:: GIVEN ENTRIES ::
"""

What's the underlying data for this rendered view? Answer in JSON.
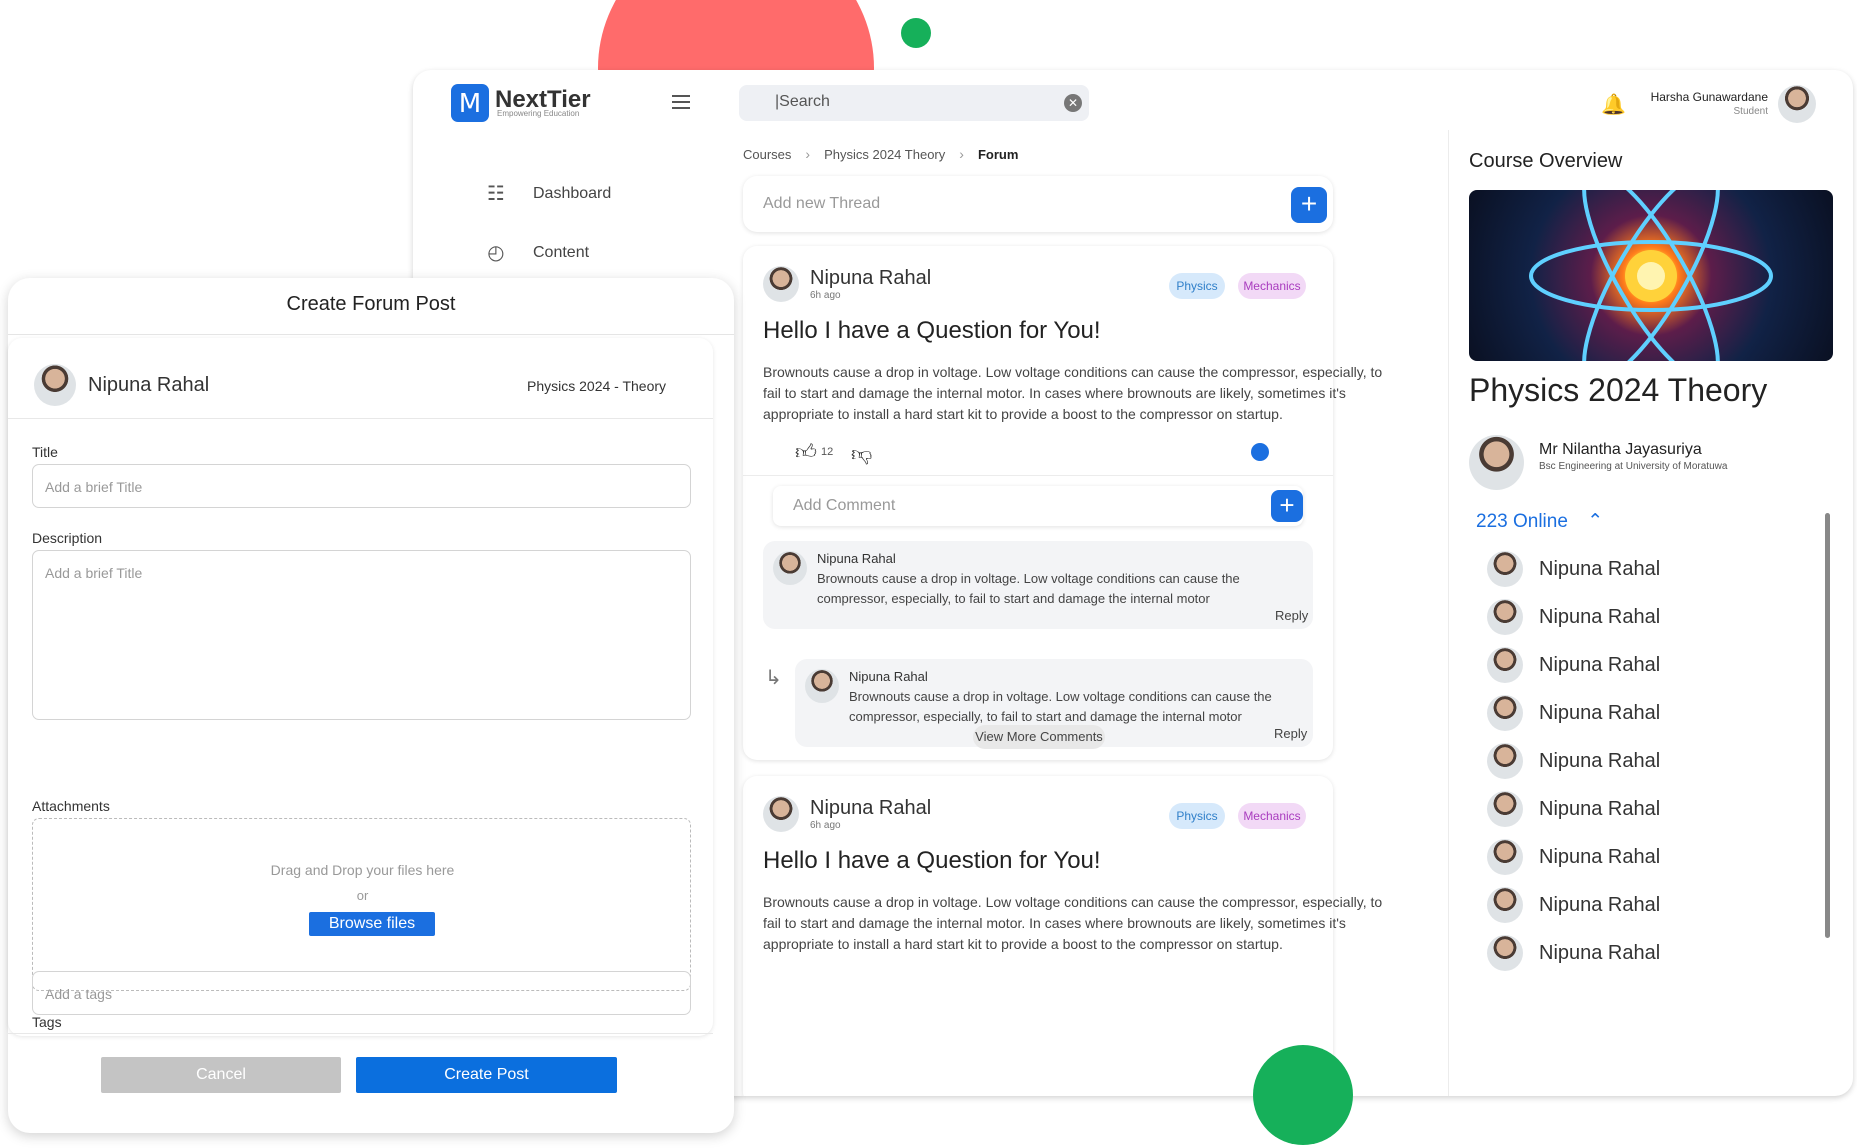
{
  "brand": {
    "name": "NextTier",
    "tagline": "Empowering Education"
  },
  "sidebar": {
    "items": [
      {
        "label": "Dashboard",
        "icon": "dashboard-icon"
      },
      {
        "label": "Content",
        "icon": "content-icon"
      }
    ]
  },
  "search": {
    "value": "|Search"
  },
  "user": {
    "name": "Harsha Gunawardane",
    "role": "Student"
  },
  "breadcrumb": [
    "Courses",
    "Physics 2024 Theory",
    "Forum"
  ],
  "thread_input": {
    "placeholder": "Add new Thread"
  },
  "posts": [
    {
      "author": "Nipuna Rahal",
      "time": "6h ago",
      "tags": [
        "Physics",
        "Mechanics"
      ],
      "title": "Hello I have a Question for You!",
      "body": "Brownouts cause a drop in voltage. Low voltage conditions can cause the compressor, especially, to fail to start and damage the internal motor. In cases where brownouts are likely, sometimes it's appropriate to install a hard start kit to provide a boost to the compressor on startup.",
      "likes": "12",
      "comment_placeholder": "Add Comment",
      "comments": [
        {
          "author": "Nipuna Rahal",
          "text": "Brownouts cause a drop in voltage. Low voltage conditions can cause the compressor, especially, to fail to start and damage the internal motor",
          "reply": "Reply"
        },
        {
          "author": "Nipuna Rahal",
          "text": "Brownouts cause a drop in voltage. Low voltage conditions can cause the compressor, especially, to fail to start and damage the internal motor",
          "reply": "Reply"
        }
      ],
      "view_more": "View More Comments"
    },
    {
      "author": "Nipuna Rahal",
      "time": "6h ago",
      "tags": [
        "Physics",
        "Mechanics"
      ],
      "title": "Hello I have a Question for You!",
      "body": "Brownouts cause a drop in voltage. Low voltage conditions can cause the compressor, especially, to fail to start and damage the internal motor. In cases where brownouts are likely, sometimes it's appropriate to install a hard start kit to provide a boost to the compressor on startup."
    }
  ],
  "course": {
    "heading": "Course Overview",
    "title": "Physics 2024 Theory",
    "lecturer": "Mr Nilantha Jayasuriya",
    "lecturer_detail": "Bsc Engineering at University of Moratuwa",
    "online_label": "223 Online",
    "online_users": [
      "Nipuna Rahal",
      "Nipuna Rahal",
      "Nipuna Rahal",
      "Nipuna Rahal",
      "Nipuna Rahal",
      "Nipuna Rahal",
      "Nipuna Rahal",
      "Nipuna Rahal",
      "Nipuna Rahal"
    ]
  },
  "modal": {
    "title": "Create Forum Post",
    "author": "Nipuna Rahal",
    "course": "Physics 2024 - Theory",
    "title_label": "Title",
    "title_placeholder": "Add a brief Title",
    "description_label": "Description",
    "description_placeholder": "Add a brief Title",
    "attachments_label": "Attachments",
    "drop_text": "Drag and Drop your files here",
    "or_text": "or",
    "browse_label": "Browse files",
    "tags_label": "Tags",
    "tags_placeholder": "Add a tags",
    "cancel_label": "Cancel",
    "create_label": "Create Post"
  },
  "colors": {
    "accent": "#1b6fe0",
    "deco_red": "#ff6b6b",
    "deco_green": "#16b05a"
  }
}
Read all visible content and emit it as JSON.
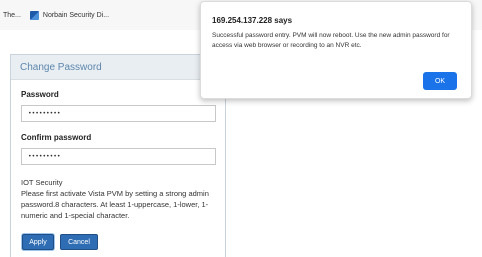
{
  "bookmarks": [
    {
      "label": "The..."
    },
    {
      "label": "Norbain Security Di...",
      "icon": "norbain-favicon-icon"
    }
  ],
  "panel": {
    "title": "Change Password",
    "password_label": "Password",
    "password_value": "•••••••••",
    "confirm_label": "Confirm password",
    "confirm_value": "•••••••••",
    "iot_title": "IOT Security",
    "iot_text": "Please first activate Vista PVM by setting a strong admin password.8 characters. At least 1-uppercase, 1-lower, 1-numeric and 1-special character.",
    "apply_label": "Apply",
    "cancel_label": "Cancel"
  },
  "dialog": {
    "title": "169.254.137.228 says",
    "message": "Successful password entry. PVM will now reboot. Use the new admin password for access via web browser or recording to an NVR etc.",
    "ok_label": "OK"
  },
  "colors": {
    "accent": "#2e6db4",
    "dialog_button": "#1a73e8",
    "panel_header_text": "#5c86ad"
  }
}
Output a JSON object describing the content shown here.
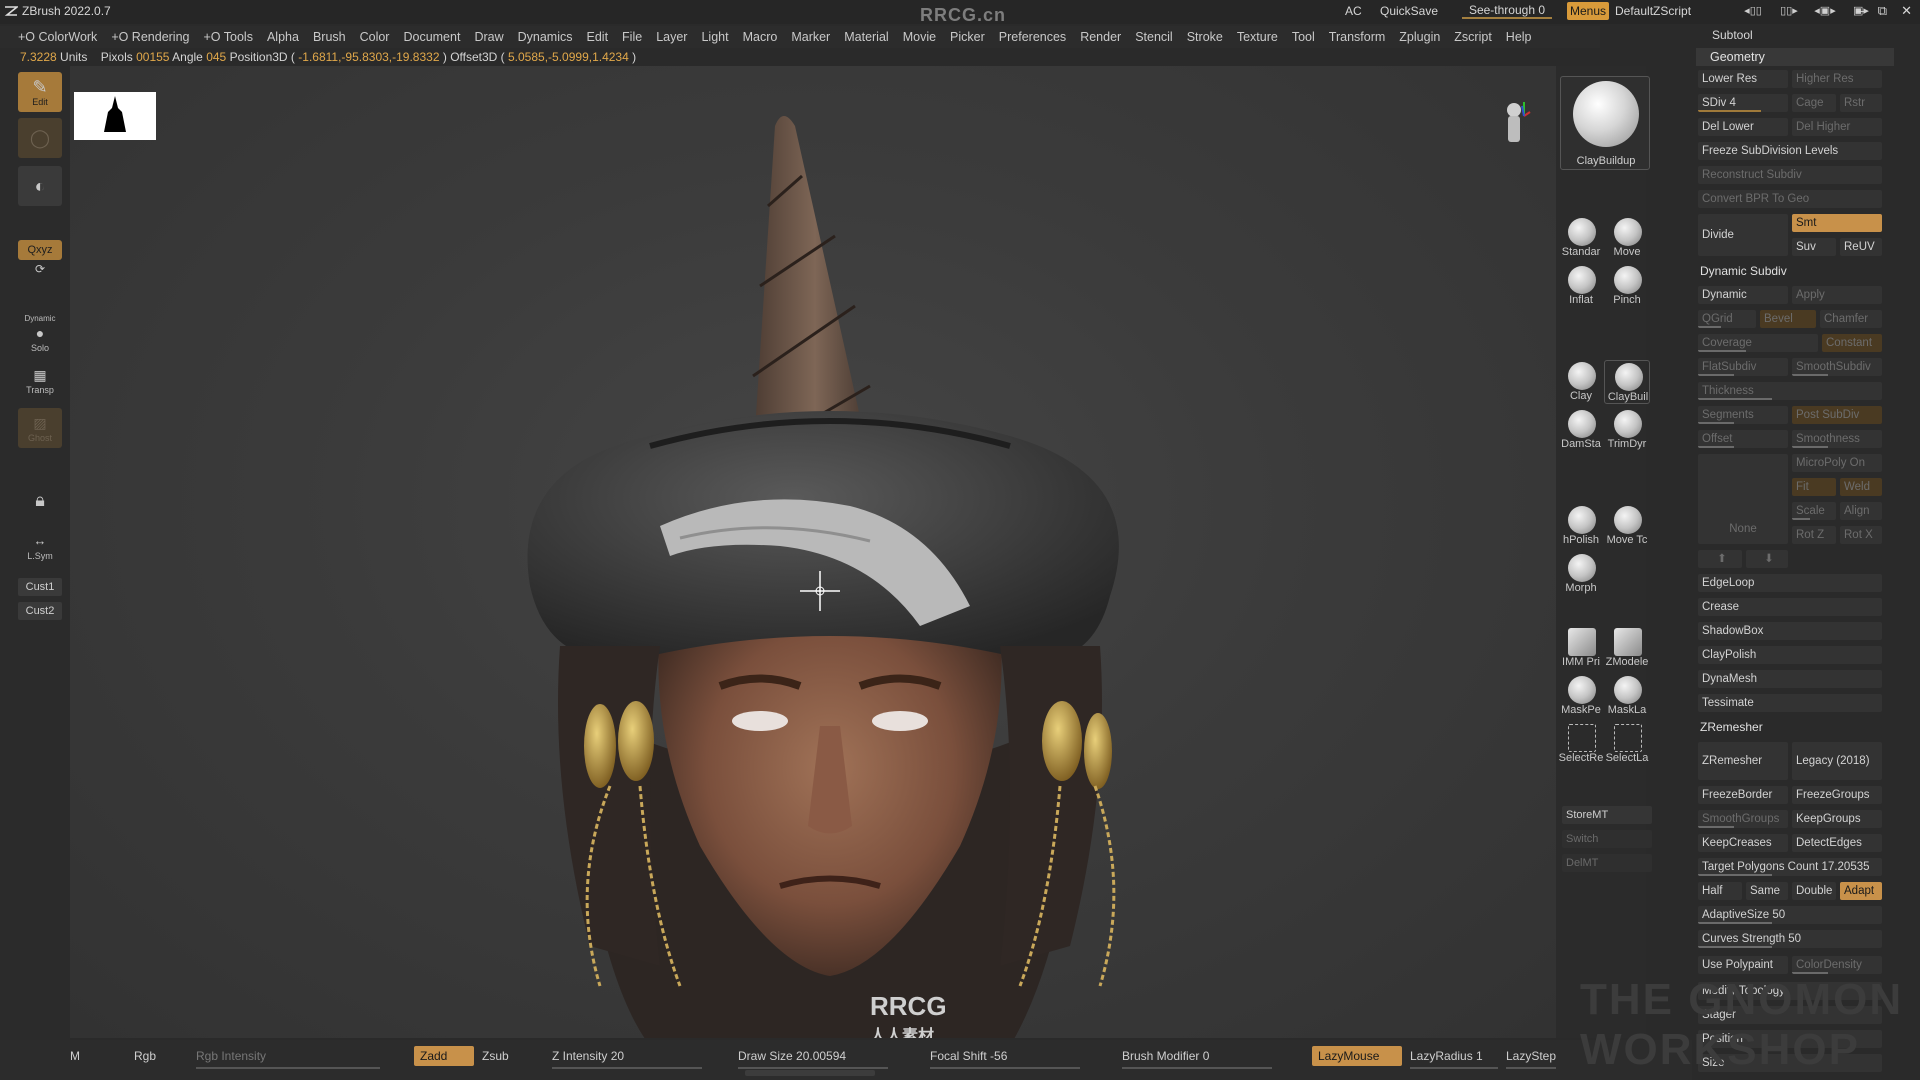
{
  "titlebar": {
    "app_title": "ZBrush 2022.0.7",
    "watermark": "RRCG.cn",
    "ac": "AC",
    "quicksave": "QuickSave",
    "see_through": "See-through",
    "see_through_value": "0",
    "menus": "Menus",
    "script": "DefaultZScript"
  },
  "menubar": [
    "+O ColorWork",
    "+O Rendering",
    "+O Tools",
    "Alpha",
    "Brush",
    "Color",
    "Document",
    "Draw",
    "Dynamics",
    "Edit",
    "File",
    "Layer",
    "Light",
    "Macro",
    "Marker",
    "Material",
    "Movie",
    "Picker",
    "Preferences",
    "Render",
    "Stencil",
    "Stroke",
    "Texture",
    "Tool",
    "Transform",
    "Zplugin",
    "Zscript",
    "Help"
  ],
  "infobar": {
    "units_value": "7.3228",
    "units_label": "Units",
    "pixols_label": "Pixols",
    "pixols_value": "00155",
    "angle_label": "Angle",
    "angle_value": "045",
    "pos_label": "Position3D (",
    "pos_value": "-1.6811,-95.8303,-19.8332",
    "offset_label": ") Offset3D (",
    "offset_value": "5.0585,-5.0999,1.4234",
    "close": ")"
  },
  "leftshelf": {
    "edit": "Edit",
    "xyz": "Qxyz",
    "dynamic": "Dynamic",
    "solo": "Solo",
    "transp": "Transp",
    "ghost": "Ghost",
    "lsym": "L.Sym",
    "cust1": "Cust1",
    "cust2": "Cust2"
  },
  "brushes": {
    "current": "ClayBuildup",
    "items": [
      "Standar",
      "Move",
      "Inflat",
      "Pinch",
      "Clay",
      "ClayBuil",
      "DamSta",
      "TrimDyr",
      "hPolish",
      "Move Tc",
      "Morph",
      "IMM Pri",
      "ZModele",
      "MaskPe",
      "MaskLa",
      "SelectRe",
      "SelectLa"
    ],
    "storemt": "StoreMT",
    "switch": "Switch",
    "delmt": "DelMT"
  },
  "rightpanel": {
    "subtool": "Subtool",
    "geometry": "Geometry",
    "lower_res": "Lower Res",
    "higher_res": "Higher Res",
    "sdiv": "SDiv 4",
    "cage": "Cage",
    "rstr": "Rstr",
    "del_lower": "Del Lower",
    "del_higher": "Del Higher",
    "freeze_sub": "Freeze SubDivision Levels",
    "reconstruct": "Reconstruct Subdiv",
    "convert_bpr": "Convert BPR To Geo",
    "divide": "Divide",
    "smt": "Smt",
    "suv": "Suv",
    "reuv": "ReUV",
    "dynamic_subdiv": "Dynamic Subdiv",
    "dynamic": "Dynamic",
    "apply": "Apply",
    "qgrid": "QGrid",
    "bevel": "Bevel",
    "chamfer": "Chamfer",
    "coverage": "Coverage",
    "constant": "Constant",
    "flatsubdiv": "FlatSubdiv",
    "smoothsubdiv": "SmoothSubdiv",
    "thickness": "Thickness",
    "segments": "Segments",
    "post_subdiv": "Post SubDiv",
    "offset": "Offset",
    "smoothness": "Smoothness",
    "micropoly": "MicroPoly On",
    "fit": "Fit",
    "weld": "Weld",
    "scale": "Scale",
    "align": "Align",
    "none": "None",
    "rotz": "Rot Z",
    "rotx": "Rot X",
    "edgeloop": "EdgeLoop",
    "crease": "Crease",
    "shadowbox": "ShadowBox",
    "claypolish": "ClayPolish",
    "dynamesh": "DynaMesh",
    "tessimate": "Tessimate",
    "zremesher_sec": "ZRemesher",
    "zremesher": "ZRemesher",
    "legacy": "Legacy (2018)",
    "freezeborder": "FreezeBorder",
    "freezegroups": "FreezeGroups",
    "smoothgroups": "SmoothGroups",
    "keepgroups": "KeepGroups",
    "keepcreases": "KeepCreases",
    "detectedges": "DetectEdges",
    "target_polys": "Target Polygons Count 17.20535",
    "half": "Half",
    "same": "Same",
    "double": "Double",
    "adapt": "Adapt",
    "adaptivesize": "AdaptiveSize 50",
    "curves": "Curves Strength 50",
    "usepolypaint": "Use Polypaint",
    "colordensity": "ColorDensity",
    "modify_topo": "Modify Topology",
    "stager": "Stager",
    "position": "Position",
    "size": "Size"
  },
  "bottombar": {
    "m": "M",
    "rgb": "Rgb",
    "rgb_intensity": "Rgb Intensity",
    "zadd": "Zadd",
    "zsub": "Zsub",
    "z_intensity": "Z Intensity 20",
    "draw_size": "Draw Size 20.00594",
    "focal_shift": "Focal Shift -56",
    "brush_modifier": "Brush Modifier 0",
    "lazymouse": "LazyMouse",
    "lazyradius": "LazyRadius 1",
    "lazystep": "LazyStep"
  },
  "watermarks": {
    "canvas": "RRCG",
    "canvas_sub": "人人素材",
    "corner": "THE GNOMON WORKSHOP"
  },
  "colors": {
    "accent": "#c8914a",
    "panel": "#2a2a2a",
    "canvas": "#3b3b3b"
  }
}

"""

:: SET TASK ::
Pick out every line holding the string "Physics" and return it.

:: ANSWER TO THE TASK ::
    "Physics 2024 Theory",
        "Physics",
        "Physics",
    "title": "Physics 2024 Theory",
    "course": "Physics 2024 - Theory",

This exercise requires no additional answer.